* Set task
Identify each line below that contains the word "était", and copy it out.

* Supplied records
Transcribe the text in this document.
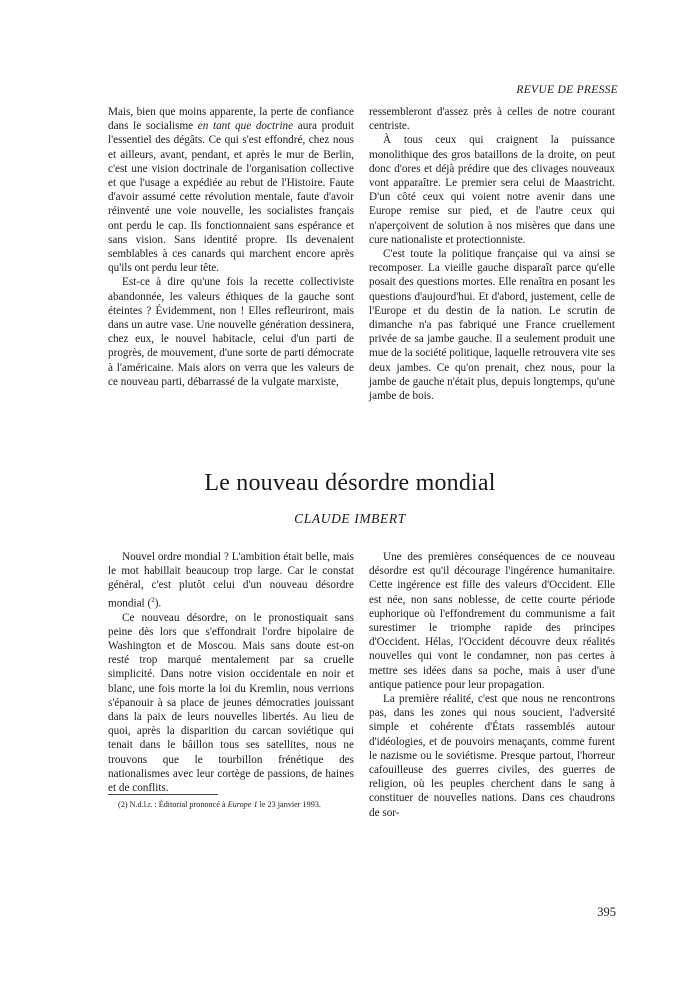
REVUE DE PRESSE

Mais, bien que moins apparente, la perte de confiance dans le socialisme en tant que doctrine aura produit l'essentiel des dégâts. Ce qui s'est effondré, chez nous et ailleurs, avant, pendant, et après le mur de Berlin, c'est une vision doctrinale de l'organisation collective et que l'usage a expédiée au rebut de l'Histoire. Faute d'avoir assumé cette révolution mentale, faute d'avoir réinventé une voie nouvelle, les socialistes français ont perdu le cap. Ils fonctionnaient sans espérance et sans vision. Sans identité propre. Ils devenaient semblables à ces canards qui marchent encore après qu'ils ont perdu leur tête.

Est-ce à dire qu'une fois la recette collectiviste abandonnée, les valeurs éthiques de la gauche sont éteintes ? Évidemment, non ! Elles refleuriront, mais dans un autre vase. Une nouvelle génération dessinera, chez eux, le nouvel habitacle, celui d'un parti de progrès, de mouvement, d'une sorte de parti démocrate à l'américaine. Mais alors on verra que les valeurs de ce nouveau parti, débarrassé de la vulgate marxiste,

ressembleront d'assez près à celles de notre courant centriste.

À tous ceux qui craignent la puissance monolithique des gros bataillons de la droite, on peut donc d'ores et déjà prédire que des clivages nouveaux vont apparaître. Le premier sera celui de Maastricht. D'un côté ceux qui voient notre avenir dans une Europe remise sur pied, et de l'autre ceux qui n'aperçoivent de solution à nos misères que dans une cure nationaliste et protectionniste.

C'est toute la politique française qui va ainsi se recomposer. La vieille gauche disparaît parce qu'elle posait des questions mortes. Elle renaîtra en posant les questions d'aujourd'hui. Et d'abord, justement, celle de l'Europe et du destin de la nation. Le scrutin de dimanche n'a pas fabriqué une France cruellement privée de sa jambe gauche. Il a seulement produit une mue de la société politique, laquelle retrouvera vite ses deux jambes. Ce qu'on prenait, chez nous, pour la jambe de gauche n'était plus, depuis longtemps, qu'une jambe de bois.

Le nouveau désordre mondial
CLAUDE IMBERT

Nouvel ordre mondial ? L'ambition était belle, mais le mot habillait beaucoup trop large. Car le constat général, c'est plutôt celui d'un nouveau désordre mondial ($^2$).

Ce nouveau désordre, on le pronostiquait sans peine dès lors que s'effondrait l'ordre bipolaire de Washington et de Moscou. Mais sans doute est-on resté trop marqué mentalement par sa cruelle simplicité. Dans notre vision occidentale en noir et blanc, une fois morte la loi du Kremlin, nous verrions s'épanouir à sa place de jeunes démocraties jouissant dans la paix de leurs nouvelles libertés. Au lieu de quoi, après la disparition du carcan soviétique qui tenait dans le bâillon tous ses satellites, nous ne trouvons que le tourbillon frénétique des nationalismes avec leur cortège de passions, de haines et de conflits.

Une des premières conséquences de ce nouveau désordre est qu'il décourage l'ingérence humanitaire. Cette ingérence est fille des valeurs d'Occident. Elle est née, non sans noblesse, de cette courte période euphorique où l'effondrement du communisme a fait surestimer le triomphe rapide des principes d'Occident. Hélas, l'Occident découvre deux réalités nouvelles qui vont le condamner, non pas certes à mettre ses idées dans sa poche, mais à user d'une antique patience pour leur propagation.

La première réalité, c'est que nous ne rencontrons pas, dans les zones qui nous soucient, l'adversité simple et cohérente d'États rassemblés autour d'idéologies, et de pouvoirs menaçants, comme furent le nazisme ou le soviétisme. Presque partout, l'horreur cafouilleuse des guerres civiles, des guerres de religion, où les peuples cherchent dans le sang à constituer de nouvelles nations. Dans ces chaudrons de sor-

(2) N.d.l.r. : Éditorial prononcé à Europe 1 le 23 janvier 1993.
395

* Answer below
C'est toute la politique française qui va ainsi se recomposer. La vieille gauche disparaît parce qu'elle posait des questions mortes. Elle renaîtra en posant les questions d'aujourd'hui. Et d'abord, justement, celle de l'Europe et du destin de la nation. Le scrutin de dimanche n'a pas fabriqué une France cruellement privée de sa jambe gauche. Il a seulement produit une mue de la société politique, laquelle retrouvera vite ses deux jambes. Ce qu'on prenait, chez nous, pour la jambe de gauche n'était plus, depuis longtemps, qu'une jambe de bois.
Nouvel ordre mondial ? L'ambition était belle, mais le mot habillait beaucoup trop large. Car le constat général, c'est plutôt celui d'un nouveau désordre mondial ($^2$).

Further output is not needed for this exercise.